- _Work to complete_: Make an exact copy of the lines below.
──────── Excerpted records ────────
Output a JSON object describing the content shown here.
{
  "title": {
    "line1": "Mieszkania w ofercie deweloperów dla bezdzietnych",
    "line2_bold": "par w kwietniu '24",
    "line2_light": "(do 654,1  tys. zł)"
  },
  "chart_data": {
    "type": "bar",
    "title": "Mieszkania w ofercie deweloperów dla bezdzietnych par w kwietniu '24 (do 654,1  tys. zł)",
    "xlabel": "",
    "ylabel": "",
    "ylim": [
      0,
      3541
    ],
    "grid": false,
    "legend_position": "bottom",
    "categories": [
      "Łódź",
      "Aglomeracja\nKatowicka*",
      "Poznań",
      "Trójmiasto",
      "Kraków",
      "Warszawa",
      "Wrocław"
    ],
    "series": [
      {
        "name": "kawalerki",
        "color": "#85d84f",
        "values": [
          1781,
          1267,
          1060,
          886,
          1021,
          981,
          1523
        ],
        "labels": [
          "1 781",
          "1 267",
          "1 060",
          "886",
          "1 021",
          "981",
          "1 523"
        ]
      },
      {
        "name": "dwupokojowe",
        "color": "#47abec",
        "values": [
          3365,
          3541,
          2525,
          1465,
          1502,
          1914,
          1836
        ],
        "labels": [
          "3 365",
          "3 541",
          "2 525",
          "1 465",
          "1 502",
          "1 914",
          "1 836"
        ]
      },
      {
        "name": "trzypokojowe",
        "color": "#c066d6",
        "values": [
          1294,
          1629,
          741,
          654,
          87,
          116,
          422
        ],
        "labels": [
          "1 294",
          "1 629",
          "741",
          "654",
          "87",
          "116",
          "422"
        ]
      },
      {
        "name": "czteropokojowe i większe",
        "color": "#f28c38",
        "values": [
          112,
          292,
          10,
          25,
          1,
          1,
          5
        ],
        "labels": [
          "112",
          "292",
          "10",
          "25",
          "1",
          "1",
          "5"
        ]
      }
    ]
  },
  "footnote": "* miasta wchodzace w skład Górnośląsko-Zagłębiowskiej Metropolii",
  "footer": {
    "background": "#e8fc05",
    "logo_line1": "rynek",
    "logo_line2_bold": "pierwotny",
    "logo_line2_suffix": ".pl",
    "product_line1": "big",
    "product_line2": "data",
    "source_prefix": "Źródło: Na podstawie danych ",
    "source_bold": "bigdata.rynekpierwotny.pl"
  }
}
────────
- _Reply to the task_:
Output a JSON object describing the content shown here.
{
  "title": {
    "line1": "Mieszkania w ofercie deweloperów dla bezdzietnych",
    "line2_bold": "par w kwietniu '24",
    "line2_light": "(do 654,1  tys. zł)"
  },
  "chart_data": {
    "type": "bar",
    "title": "Mieszkania w ofercie deweloperów dla bezdzietnych par w kwietniu '24 (do 654,1  tys. zł)",
    "xlabel": "",
    "ylabel": "",
    "ylim": [
      0,
      3541
    ],
    "grid": false,
    "legend_position": "bottom",
    "categories": [
      "Łódź",
      "Aglomeracja\nKatowicka*",
      "Poznań",
      "Trójmiasto",
      "Kraków",
      "Warszawa",
      "Wrocław"
    ],
    "series": [
      {
        "name": "kawalerki",
        "color": "#85d84f",
        "values": [
          1781,
          1267,
          1060,
          886,
          1021,
          981,
          1523
        ],
        "labels": [
          "1 781",
          "1 267",
          "1 060",
          "886",
          "1 021",
          "981",
          "1 523"
        ]
      },
      {
        "name": "dwupokojowe",
        "color": "#47abec",
        "values": [
          3365,
          3541,
          2525,
          1465,
          1502,
          1914,
          1836
        ],
        "labels": [
          "3 365",
          "3 541",
          "2 525",
          "1 465",
          "1 502",
          "1 914",
          "1 836"
        ]
      },
      {
        "name": "trzypokojowe",
        "color": "#c066d6",
        "values": [
          1294,
          1629,
          741,
          654,
          87,
          116,
          422
        ],
        "labels": [
          "1 294",
          "1 629",
          "741",
          "654",
          "87",
          "116",
          "422"
        ]
      },
      {
        "name": "czteropokojowe i większe",
        "color": "#f28c38",
        "values": [
          112,
          292,
          10,
          25,
          1,
          1,
          5
        ],
        "labels": [
          "112",
          "292",
          "10",
          "25",
          "1",
          "1",
          "5"
        ]
      }
    ]
  },
  "footnote": "* miasta wchodzace w skład Górnośląsko-Zagłębiowskiej Metropolii",
  "footer": {
    "background": "#e8fc05",
    "logo_line1": "rynek",
    "logo_line2_bold": "pierwotny",
    "logo_line2_suffix": ".pl",
    "product_line1": "big",
    "product_line2": "data",
    "source_prefix": "Źródło: Na podstawie danych ",
    "source_bold": "bigdata.rynekpierwotny.pl"
  }
}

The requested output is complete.